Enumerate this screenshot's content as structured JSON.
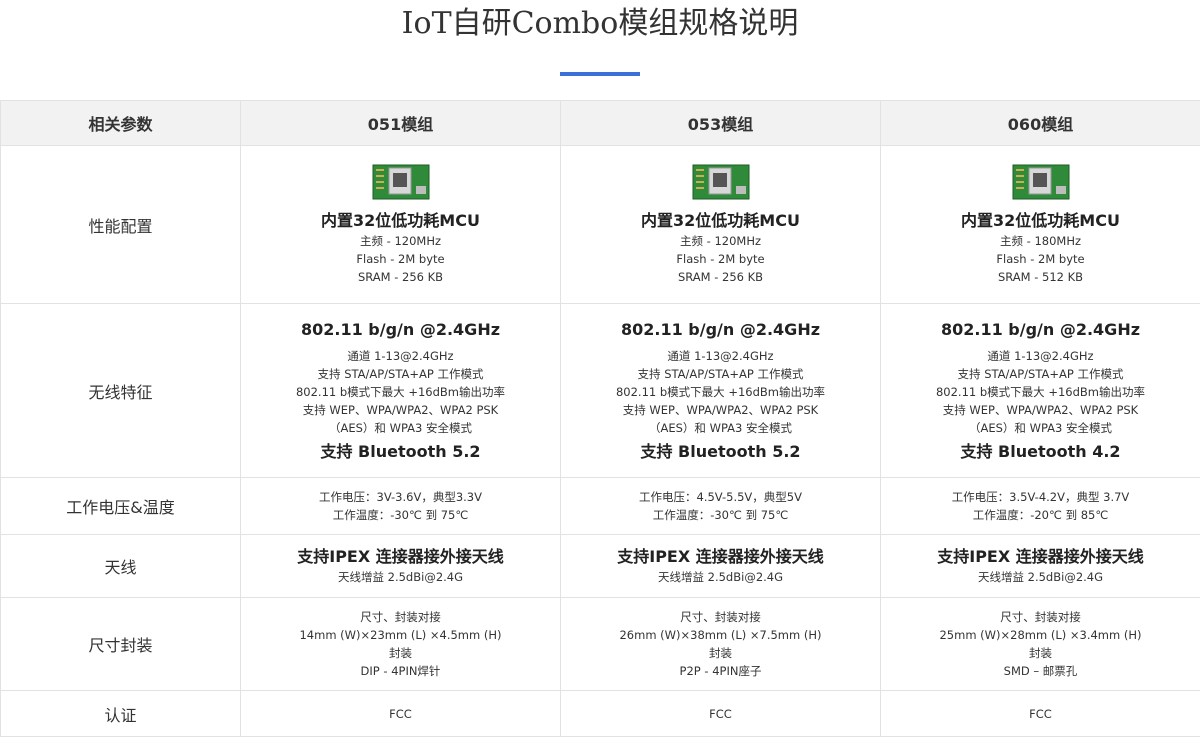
{
  "page": {
    "title": "IoT自研Combo模组规格说明",
    "accent": "#3b6fd9"
  },
  "table": {
    "headers": [
      "相关参数",
      "051模组",
      "053模组",
      "060模组"
    ],
    "rows": {
      "perf": {
        "label": "性能配置",
        "cells": [
          {
            "head": "内置32位低功耗MCU",
            "lines": [
              "主频 - 120MHz",
              "Flash - 2M byte",
              "SRAM - 256 KB"
            ]
          },
          {
            "head": "内置32位低功耗MCU",
            "lines": [
              "主频 - 120MHz",
              "Flash - 2M byte",
              "SRAM - 256 KB"
            ]
          },
          {
            "head": "内置32位低功耗MCU",
            "lines": [
              "主频 - 180MHz",
              "Flash - 2M byte",
              "SRAM - 512 KB"
            ]
          }
        ]
      },
      "wireless": {
        "label": "无线特征",
        "cells": [
          {
            "head": "802.11 b/g/n @2.4GHz",
            "lines": [
              "通道 1-13@2.4GHz",
              "支持 STA/AP/STA+AP 工作模式",
              "802.11 b模式下最大 +16dBm输出功率",
              "支持 WEP、WPA/WPA2、WPA2 PSK",
              "（AES）和 WPA3 安全模式"
            ],
            "foot": "支持 Bluetooth 5.2"
          },
          {
            "head": "802.11 b/g/n @2.4GHz",
            "lines": [
              "通道 1-13@2.4GHz",
              "支持 STA/AP/STA+AP 工作模式",
              "802.11 b模式下最大 +16dBm输出功率",
              "支持 WEP、WPA/WPA2、WPA2 PSK",
              "（AES）和 WPA3 安全模式"
            ],
            "foot": "支持 Bluetooth 5.2"
          },
          {
            "head": "802.11 b/g/n @2.4GHz",
            "lines": [
              "通道 1-13@2.4GHz",
              "支持 STA/AP/STA+AP 工作模式",
              "802.11 b模式下最大 +16dBm输出功率",
              "支持 WEP、WPA/WPA2、WPA2 PSK",
              "（AES）和 WPA3 安全模式"
            ],
            "foot": "支持 Bluetooth 4.2"
          }
        ]
      },
      "power": {
        "label": "工作电压&温度",
        "cells": [
          {
            "lines": [
              "工作电压：3V-3.6V，典型3.3V",
              "工作温度：-30℃ 到 75℃"
            ]
          },
          {
            "lines": [
              "工作电压：4.5V-5.5V，典型5V",
              "工作温度：-30℃ 到 75℃"
            ]
          },
          {
            "lines": [
              "工作电压：3.5V-4.2V，典型 3.7V",
              "工作温度：-20℃ 到 85℃"
            ]
          }
        ]
      },
      "antenna": {
        "label": "天线",
        "cells": [
          {
            "head": "支持IPEX 连接器接外接天线",
            "lines": [
              "天线增益 2.5dBi@2.4G"
            ]
          },
          {
            "head": "支持IPEX 连接器接外接天线",
            "lines": [
              "天线增益 2.5dBi@2.4G"
            ]
          },
          {
            "head": "支持IPEX 连接器接外接天线",
            "lines": [
              "天线增益 2.5dBi@2.4G"
            ]
          }
        ]
      },
      "package": {
        "label": "尺寸封装",
        "cells": [
          {
            "lines": [
              "尺寸、封装对接",
              "14mm (W)×23mm (L) ×4.5mm (H)",
              "封装",
              "DIP - 4PIN焊针"
            ]
          },
          {
            "lines": [
              "尺寸、封装对接",
              "26mm (W)×38mm (L) ×7.5mm (H)",
              "封装",
              "P2P - 4PIN座子"
            ]
          },
          {
            "lines": [
              "尺寸、封装对接",
              "25mm (W)×28mm (L) ×3.4mm (H)",
              "封装",
              "SMD – 邮票孔"
            ]
          }
        ]
      },
      "cert": {
        "label": "认证",
        "cells": [
          {
            "lines": [
              "FCC"
            ]
          },
          {
            "lines": [
              "FCC"
            ]
          },
          {
            "lines": [
              "FCC"
            ]
          }
        ]
      }
    }
  }
}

□ □ □ □

REQUEST:
Using the records above, output their complete text exactly, minus any images.

WRITTEN SOLUTION:
Enumerate this screenshot's content as structured JSON.
{
  "page": {
    "title": "IoT自研Combo模组规格说明",
    "accent": "#3b6fd9"
  },
  "table": {
    "headers": [
      "相关参数",
      "051模组",
      "053模组",
      "060模组"
    ],
    "rows": {
      "perf": {
        "label": "性能配置",
        "cells": [
          {
            "head": "内置32位低功耗MCU",
            "lines": [
              "主频 - 120MHz",
              "Flash - 2M byte",
              "SRAM - 256 KB"
            ]
          },
          {
            "head": "内置32位低功耗MCU",
            "lines": [
              "主频 - 120MHz",
              "Flash - 2M byte",
              "SRAM - 256 KB"
            ]
          },
          {
            "head": "内置32位低功耗MCU",
            "lines": [
              "主频 - 180MHz",
              "Flash - 2M byte",
              "SRAM - 512 KB"
            ]
          }
        ]
      },
      "wireless": {
        "label": "无线特征",
        "cells": [
          {
            "head": "802.11 b/g/n @2.4GHz",
            "lines": [
              "通道 1-13@2.4GHz",
              "支持 STA/AP/STA+AP 工作模式",
              "802.11 b模式下最大 +16dBm输出功率",
              "支持 WEP、WPA/WPA2、WPA2 PSK",
              "（AES）和 WPA3 安全模式"
            ],
            "foot": "支持 Bluetooth 5.2"
          },
          {
            "head": "802.11 b/g/n @2.4GHz",
            "lines": [
              "通道 1-13@2.4GHz",
              "支持 STA/AP/STA+AP 工作模式",
              "802.11 b模式下最大 +16dBm输出功率",
              "支持 WEP、WPA/WPA2、WPA2 PSK",
              "（AES）和 WPA3 安全模式"
            ],
            "foot": "支持 Bluetooth 5.2"
          },
          {
            "head": "802.11 b/g/n @2.4GHz",
            "lines": [
              "通道 1-13@2.4GHz",
              "支持 STA/AP/STA+AP 工作模式",
              "802.11 b模式下最大 +16dBm输出功率",
              "支持 WEP、WPA/WPA2、WPA2 PSK",
              "（AES）和 WPA3 安全模式"
            ],
            "foot": "支持 Bluetooth 4.2"
          }
        ]
      },
      "power": {
        "label": "工作电压&温度",
        "cells": [
          {
            "lines": [
              "工作电压：3V-3.6V，典型3.3V",
              "工作温度：-30℃ 到 75℃"
            ]
          },
          {
            "lines": [
              "工作电压：4.5V-5.5V，典型5V",
              "工作温度：-30℃ 到 75℃"
            ]
          },
          {
            "lines": [
              "工作电压：3.5V-4.2V，典型 3.7V",
              "工作温度：-20℃ 到 85℃"
            ]
          }
        ]
      },
      "antenna": {
        "label": "天线",
        "cells": [
          {
            "head": "支持IPEX 连接器接外接天线",
            "lines": [
              "天线增益 2.5dBi@2.4G"
            ]
          },
          {
            "head": "支持IPEX 连接器接外接天线",
            "lines": [
              "天线增益 2.5dBi@2.4G"
            ]
          },
          {
            "head": "支持IPEX 连接器接外接天线",
            "lines": [
              "天线增益 2.5dBi@2.4G"
            ]
          }
        ]
      },
      "package": {
        "label": "尺寸封装",
        "cells": [
          {
            "lines": [
              "尺寸、封装对接",
              "14mm (W)×23mm (L) ×4.5mm (H)",
              "封装",
              "DIP - 4PIN焊针"
            ]
          },
          {
            "lines": [
              "尺寸、封装对接",
              "26mm (W)×38mm (L) ×7.5mm (H)",
              "封装",
              "P2P - 4PIN座子"
            ]
          },
          {
            "lines": [
              "尺寸、封装对接",
              "25mm (W)×28mm (L) ×3.4mm (H)",
              "封装",
              "SMD – 邮票孔"
            ]
          }
        ]
      },
      "cert": {
        "label": "认证",
        "cells": [
          {
            "lines": [
              "FCC"
            ]
          },
          {
            "lines": [
              "FCC"
            ]
          },
          {
            "lines": [
              "FCC"
            ]
          }
        ]
      }
    }
  }
}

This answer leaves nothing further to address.